Work to complete.
Scan the entries below for the word "также". Copy each line that has it.

Entries supplied.

+ + + + +

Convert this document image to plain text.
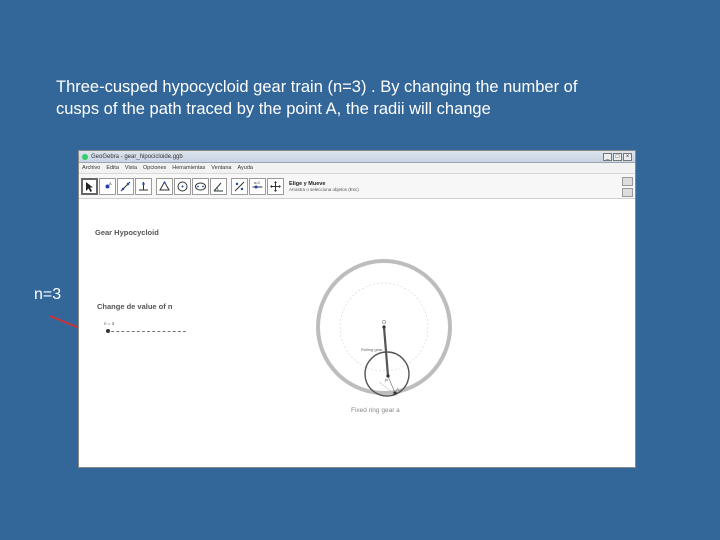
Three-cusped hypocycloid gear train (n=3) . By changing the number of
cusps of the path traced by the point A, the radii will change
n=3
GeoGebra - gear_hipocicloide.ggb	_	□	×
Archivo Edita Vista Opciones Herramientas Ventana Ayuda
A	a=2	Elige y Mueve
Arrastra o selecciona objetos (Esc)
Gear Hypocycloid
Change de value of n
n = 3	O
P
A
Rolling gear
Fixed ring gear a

+ + + + +

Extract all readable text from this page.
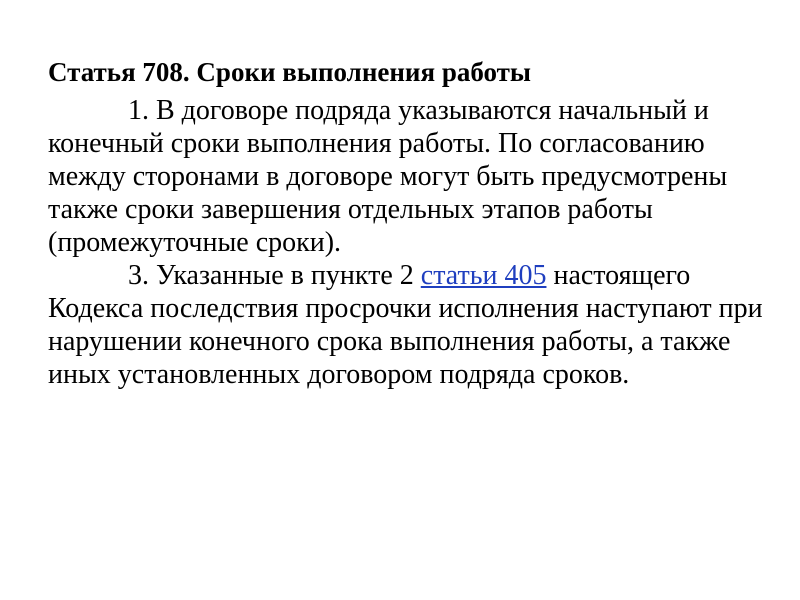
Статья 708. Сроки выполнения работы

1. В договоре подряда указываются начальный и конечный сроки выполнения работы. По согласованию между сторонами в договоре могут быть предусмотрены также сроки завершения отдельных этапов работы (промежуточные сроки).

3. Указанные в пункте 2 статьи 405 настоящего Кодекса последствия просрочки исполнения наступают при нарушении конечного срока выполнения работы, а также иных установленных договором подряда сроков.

+ + + + +

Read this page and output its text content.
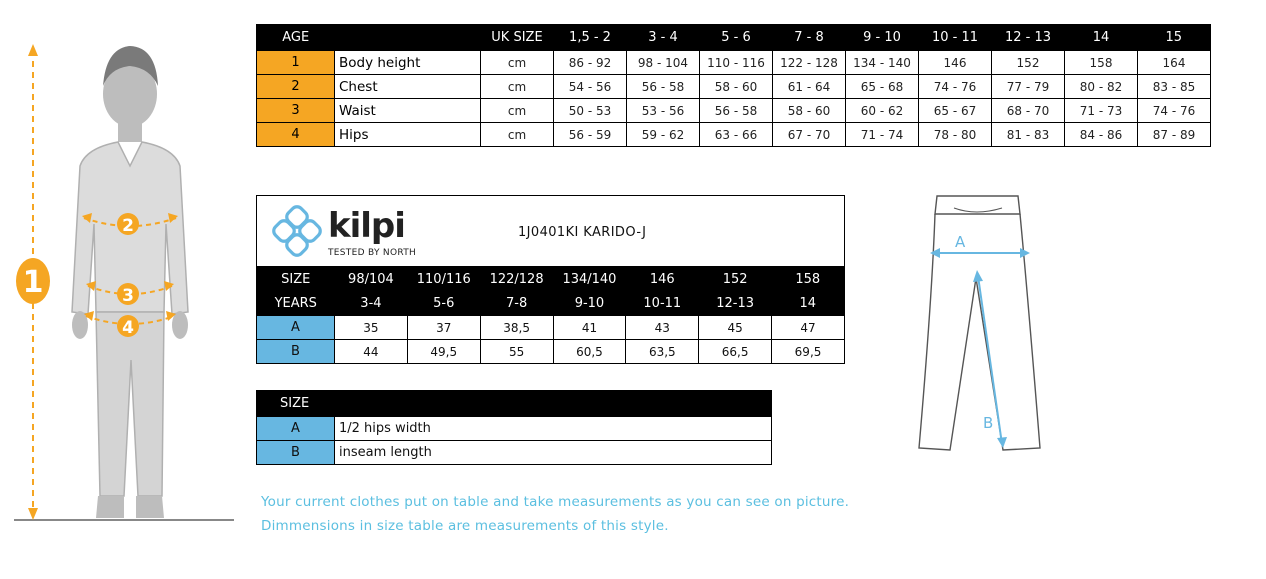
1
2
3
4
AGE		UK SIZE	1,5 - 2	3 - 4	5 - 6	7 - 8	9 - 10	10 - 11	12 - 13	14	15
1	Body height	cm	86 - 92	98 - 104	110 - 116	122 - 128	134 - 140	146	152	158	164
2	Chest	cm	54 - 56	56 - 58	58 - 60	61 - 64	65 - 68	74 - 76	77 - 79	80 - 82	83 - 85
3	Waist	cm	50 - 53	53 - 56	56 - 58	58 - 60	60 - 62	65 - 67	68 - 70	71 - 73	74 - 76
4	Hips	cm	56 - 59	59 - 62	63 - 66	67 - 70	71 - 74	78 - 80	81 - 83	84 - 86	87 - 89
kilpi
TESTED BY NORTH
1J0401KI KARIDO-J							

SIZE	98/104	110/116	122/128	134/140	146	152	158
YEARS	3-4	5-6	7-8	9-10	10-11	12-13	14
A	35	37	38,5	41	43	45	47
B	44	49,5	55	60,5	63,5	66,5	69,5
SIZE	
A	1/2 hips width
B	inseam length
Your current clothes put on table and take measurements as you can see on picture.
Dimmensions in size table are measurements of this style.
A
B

+ + + + +

Answer.
1. В договоре подряда указываются начальный и конечный сроки выполнения работы. По согласованию между сторонами в договоре могут быть предусмотрены также сроки завершения отдельных этапов работы (промежуточные сроки).
3. Указанные в пункте 2 статьи 405 настоящего Кодекса последствия просрочки исполнения наступают при нарушении конечного срока выполнения работы, а также иных установленных договором подряда сроков.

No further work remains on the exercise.